* begin *
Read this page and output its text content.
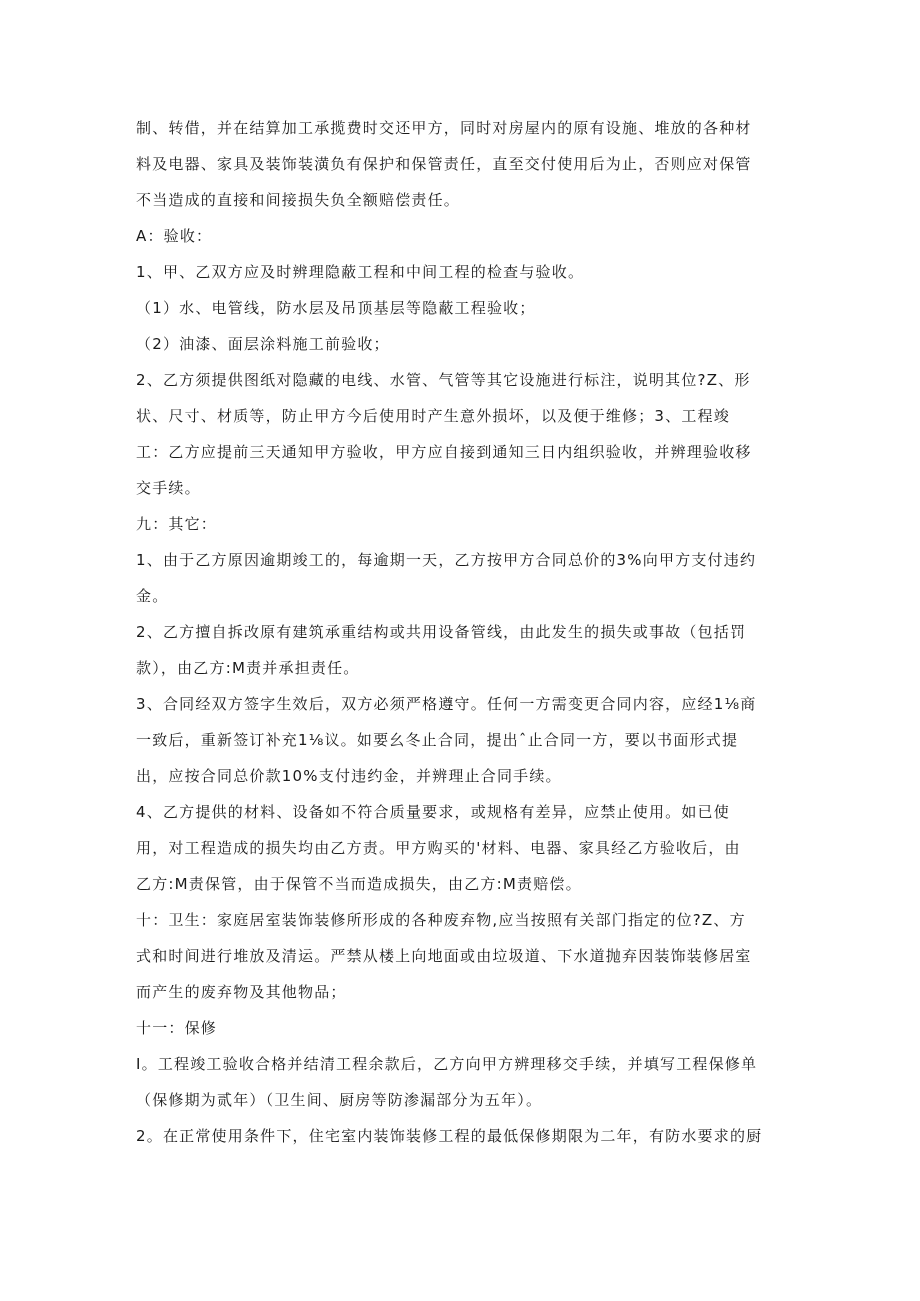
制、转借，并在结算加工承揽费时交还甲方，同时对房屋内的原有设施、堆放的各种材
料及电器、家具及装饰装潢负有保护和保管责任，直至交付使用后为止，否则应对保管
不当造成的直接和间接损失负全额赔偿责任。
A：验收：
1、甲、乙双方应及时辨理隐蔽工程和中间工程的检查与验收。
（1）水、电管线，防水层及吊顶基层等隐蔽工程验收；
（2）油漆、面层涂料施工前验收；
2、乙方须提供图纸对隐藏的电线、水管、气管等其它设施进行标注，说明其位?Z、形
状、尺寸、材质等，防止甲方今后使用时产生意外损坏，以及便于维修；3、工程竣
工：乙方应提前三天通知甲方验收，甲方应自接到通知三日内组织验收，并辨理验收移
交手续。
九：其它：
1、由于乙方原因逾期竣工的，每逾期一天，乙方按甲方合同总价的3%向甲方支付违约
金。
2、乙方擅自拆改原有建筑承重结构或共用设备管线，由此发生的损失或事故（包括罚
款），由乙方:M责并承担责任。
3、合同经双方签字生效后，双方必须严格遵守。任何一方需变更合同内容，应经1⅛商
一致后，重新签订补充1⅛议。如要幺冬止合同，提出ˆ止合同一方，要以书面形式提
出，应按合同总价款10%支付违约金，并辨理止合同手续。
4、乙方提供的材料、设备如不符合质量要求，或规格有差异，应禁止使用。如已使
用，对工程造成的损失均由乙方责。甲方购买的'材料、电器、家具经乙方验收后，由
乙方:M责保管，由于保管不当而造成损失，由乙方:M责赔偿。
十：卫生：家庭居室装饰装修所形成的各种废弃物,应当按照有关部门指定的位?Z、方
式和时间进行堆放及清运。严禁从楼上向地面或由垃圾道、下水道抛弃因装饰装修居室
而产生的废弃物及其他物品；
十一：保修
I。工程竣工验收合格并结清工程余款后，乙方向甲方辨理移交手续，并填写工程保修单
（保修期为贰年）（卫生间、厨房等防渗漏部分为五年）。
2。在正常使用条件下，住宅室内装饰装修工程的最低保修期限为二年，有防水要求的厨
* end *
* begin *
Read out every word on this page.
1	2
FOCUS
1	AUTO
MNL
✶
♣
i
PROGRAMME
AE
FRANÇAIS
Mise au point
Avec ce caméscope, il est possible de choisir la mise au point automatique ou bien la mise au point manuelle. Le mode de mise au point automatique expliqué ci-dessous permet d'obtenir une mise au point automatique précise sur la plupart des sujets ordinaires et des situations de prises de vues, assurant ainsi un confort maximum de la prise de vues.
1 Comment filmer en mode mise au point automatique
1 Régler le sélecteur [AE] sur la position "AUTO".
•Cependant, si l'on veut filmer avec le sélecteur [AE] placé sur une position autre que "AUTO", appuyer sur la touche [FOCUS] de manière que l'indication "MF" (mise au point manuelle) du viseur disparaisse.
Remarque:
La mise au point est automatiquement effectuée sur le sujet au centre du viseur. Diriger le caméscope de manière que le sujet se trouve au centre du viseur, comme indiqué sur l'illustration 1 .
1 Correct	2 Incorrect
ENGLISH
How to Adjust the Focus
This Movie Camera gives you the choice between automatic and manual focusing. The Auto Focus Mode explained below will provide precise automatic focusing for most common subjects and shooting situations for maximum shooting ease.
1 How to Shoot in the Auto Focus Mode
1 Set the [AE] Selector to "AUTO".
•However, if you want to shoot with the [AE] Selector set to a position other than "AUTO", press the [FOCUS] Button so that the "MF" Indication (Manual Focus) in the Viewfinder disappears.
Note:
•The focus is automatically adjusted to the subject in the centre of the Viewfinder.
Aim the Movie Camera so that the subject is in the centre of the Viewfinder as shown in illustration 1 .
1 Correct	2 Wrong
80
* end *
:: TASK INSTRUCTIONS ::
In the data above, tally the lines holding "illustration" and answer with the figure only.

:: TASK SOLUTION ::
2